>>>

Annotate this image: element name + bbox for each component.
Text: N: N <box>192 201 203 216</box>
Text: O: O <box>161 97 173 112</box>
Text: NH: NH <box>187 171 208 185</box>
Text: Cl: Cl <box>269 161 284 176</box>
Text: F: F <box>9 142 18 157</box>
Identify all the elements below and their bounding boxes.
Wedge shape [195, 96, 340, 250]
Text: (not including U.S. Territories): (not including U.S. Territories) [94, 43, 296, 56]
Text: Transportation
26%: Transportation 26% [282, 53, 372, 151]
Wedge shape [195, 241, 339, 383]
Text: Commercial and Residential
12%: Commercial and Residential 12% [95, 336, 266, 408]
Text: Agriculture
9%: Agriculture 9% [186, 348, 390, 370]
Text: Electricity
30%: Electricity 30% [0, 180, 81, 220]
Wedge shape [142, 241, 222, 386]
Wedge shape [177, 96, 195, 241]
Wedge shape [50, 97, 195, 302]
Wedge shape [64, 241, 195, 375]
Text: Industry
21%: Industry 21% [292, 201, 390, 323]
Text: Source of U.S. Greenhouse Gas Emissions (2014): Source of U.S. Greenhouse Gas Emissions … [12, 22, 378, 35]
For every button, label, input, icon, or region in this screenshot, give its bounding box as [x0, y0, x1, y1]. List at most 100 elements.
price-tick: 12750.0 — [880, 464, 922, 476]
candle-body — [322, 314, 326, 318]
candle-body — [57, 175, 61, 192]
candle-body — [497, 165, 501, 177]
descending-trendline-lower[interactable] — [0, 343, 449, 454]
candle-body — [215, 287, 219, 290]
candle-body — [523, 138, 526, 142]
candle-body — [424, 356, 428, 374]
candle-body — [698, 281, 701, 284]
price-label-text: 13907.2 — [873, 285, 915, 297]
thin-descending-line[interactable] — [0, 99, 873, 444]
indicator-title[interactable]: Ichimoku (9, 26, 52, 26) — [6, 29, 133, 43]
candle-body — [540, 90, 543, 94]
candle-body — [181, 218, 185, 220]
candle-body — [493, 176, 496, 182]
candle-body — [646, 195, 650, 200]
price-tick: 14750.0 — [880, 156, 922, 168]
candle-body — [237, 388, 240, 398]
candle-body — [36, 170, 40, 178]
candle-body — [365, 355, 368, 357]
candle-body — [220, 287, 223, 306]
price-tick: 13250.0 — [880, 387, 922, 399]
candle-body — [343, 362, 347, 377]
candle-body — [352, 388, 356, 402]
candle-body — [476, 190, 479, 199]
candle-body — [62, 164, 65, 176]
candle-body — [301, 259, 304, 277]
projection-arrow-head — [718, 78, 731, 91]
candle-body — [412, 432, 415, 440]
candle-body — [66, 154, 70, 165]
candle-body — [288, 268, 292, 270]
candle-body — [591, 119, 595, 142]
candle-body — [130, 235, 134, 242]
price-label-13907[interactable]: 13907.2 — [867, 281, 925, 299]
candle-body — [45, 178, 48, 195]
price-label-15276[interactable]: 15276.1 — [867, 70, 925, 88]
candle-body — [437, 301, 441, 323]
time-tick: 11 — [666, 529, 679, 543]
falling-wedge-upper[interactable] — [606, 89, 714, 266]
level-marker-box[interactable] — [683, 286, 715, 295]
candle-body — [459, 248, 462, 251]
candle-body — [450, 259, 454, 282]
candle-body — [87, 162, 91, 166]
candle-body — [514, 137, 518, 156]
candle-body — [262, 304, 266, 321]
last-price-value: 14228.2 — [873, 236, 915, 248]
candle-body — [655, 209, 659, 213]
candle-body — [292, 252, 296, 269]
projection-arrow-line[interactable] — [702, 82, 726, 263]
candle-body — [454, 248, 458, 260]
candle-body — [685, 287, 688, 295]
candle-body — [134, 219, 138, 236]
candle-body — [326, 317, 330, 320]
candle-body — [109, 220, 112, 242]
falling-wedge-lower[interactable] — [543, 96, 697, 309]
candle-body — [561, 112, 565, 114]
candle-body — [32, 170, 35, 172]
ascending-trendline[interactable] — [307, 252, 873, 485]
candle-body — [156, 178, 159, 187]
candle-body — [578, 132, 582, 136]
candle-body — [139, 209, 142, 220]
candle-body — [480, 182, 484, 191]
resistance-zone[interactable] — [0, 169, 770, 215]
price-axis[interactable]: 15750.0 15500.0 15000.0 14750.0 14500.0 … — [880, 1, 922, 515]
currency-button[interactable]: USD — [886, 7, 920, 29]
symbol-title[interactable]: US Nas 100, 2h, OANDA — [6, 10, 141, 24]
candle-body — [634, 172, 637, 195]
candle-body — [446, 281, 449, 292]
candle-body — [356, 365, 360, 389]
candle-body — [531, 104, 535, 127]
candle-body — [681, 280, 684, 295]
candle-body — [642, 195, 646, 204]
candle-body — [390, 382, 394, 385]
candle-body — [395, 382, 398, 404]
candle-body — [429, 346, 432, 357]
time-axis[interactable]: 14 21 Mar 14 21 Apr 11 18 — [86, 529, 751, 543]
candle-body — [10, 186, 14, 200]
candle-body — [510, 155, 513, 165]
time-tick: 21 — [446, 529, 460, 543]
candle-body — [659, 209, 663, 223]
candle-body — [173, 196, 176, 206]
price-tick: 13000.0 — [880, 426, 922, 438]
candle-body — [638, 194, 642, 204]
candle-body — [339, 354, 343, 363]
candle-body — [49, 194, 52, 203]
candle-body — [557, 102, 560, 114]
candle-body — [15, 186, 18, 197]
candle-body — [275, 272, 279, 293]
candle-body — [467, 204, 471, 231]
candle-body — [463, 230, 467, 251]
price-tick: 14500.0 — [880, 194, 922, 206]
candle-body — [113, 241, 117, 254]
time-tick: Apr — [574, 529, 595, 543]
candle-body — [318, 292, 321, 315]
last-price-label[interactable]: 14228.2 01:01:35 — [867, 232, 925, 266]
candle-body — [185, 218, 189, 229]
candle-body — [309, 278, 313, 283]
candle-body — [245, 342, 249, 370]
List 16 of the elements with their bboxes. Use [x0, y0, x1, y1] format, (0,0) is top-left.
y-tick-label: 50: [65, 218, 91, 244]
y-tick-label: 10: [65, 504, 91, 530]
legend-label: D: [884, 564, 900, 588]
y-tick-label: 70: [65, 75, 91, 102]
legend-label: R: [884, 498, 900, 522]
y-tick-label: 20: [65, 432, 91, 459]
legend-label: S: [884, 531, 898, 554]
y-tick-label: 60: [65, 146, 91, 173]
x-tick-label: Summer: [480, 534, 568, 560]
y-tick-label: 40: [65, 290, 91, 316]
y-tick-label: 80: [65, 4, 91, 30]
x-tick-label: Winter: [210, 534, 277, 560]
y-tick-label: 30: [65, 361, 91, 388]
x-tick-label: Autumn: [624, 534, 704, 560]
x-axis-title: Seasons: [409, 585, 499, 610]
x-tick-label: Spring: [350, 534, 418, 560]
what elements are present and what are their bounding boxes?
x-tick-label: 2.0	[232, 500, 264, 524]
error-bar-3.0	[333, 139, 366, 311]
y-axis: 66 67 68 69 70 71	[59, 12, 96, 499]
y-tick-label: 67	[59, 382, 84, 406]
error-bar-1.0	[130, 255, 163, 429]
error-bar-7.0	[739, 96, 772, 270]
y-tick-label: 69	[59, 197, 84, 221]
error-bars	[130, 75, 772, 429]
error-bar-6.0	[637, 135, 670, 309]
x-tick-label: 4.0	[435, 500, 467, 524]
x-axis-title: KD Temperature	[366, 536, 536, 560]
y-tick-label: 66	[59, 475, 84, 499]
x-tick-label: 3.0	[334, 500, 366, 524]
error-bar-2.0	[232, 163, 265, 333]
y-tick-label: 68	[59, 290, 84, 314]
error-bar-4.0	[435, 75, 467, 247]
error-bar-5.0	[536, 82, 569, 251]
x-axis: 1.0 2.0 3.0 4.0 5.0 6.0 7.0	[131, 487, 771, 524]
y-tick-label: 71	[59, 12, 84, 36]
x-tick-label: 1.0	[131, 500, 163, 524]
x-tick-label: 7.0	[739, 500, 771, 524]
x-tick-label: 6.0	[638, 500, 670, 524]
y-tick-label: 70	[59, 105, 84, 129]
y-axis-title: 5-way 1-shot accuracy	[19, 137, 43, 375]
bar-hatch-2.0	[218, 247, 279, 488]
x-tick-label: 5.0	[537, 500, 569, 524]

<<<

■ WHAT IS REQUIRED ■
Recast the records above, from the very first line through the line containing "Wedge shape [195, 96, 340, 250]" (both ends included), as a Markdown table with columns Row and Line. Number each line in Row and leave out blank lines.

■ EXPECTED ANSWER ■
| Row | Line |
|---|---|
| 1 | Annotate this image: element name + bbox for each component. |
| 2 | Text: N: N <box>192 201 203 216</box> |
| 3 | Text: O: O <box>161 97 173 112</box> |
| 4 | Text: NH: NH <box>187 171 208 185</box> |
| 5 | Text: Cl: Cl <box>269 161 284 176</box> |
| 6 | Text: F: F <box>9 142 18 157</box> |
| 7 | Identify all the elements below and their bounding boxes. |
| 8 | Wedge shape [195, 96, 340, 250] |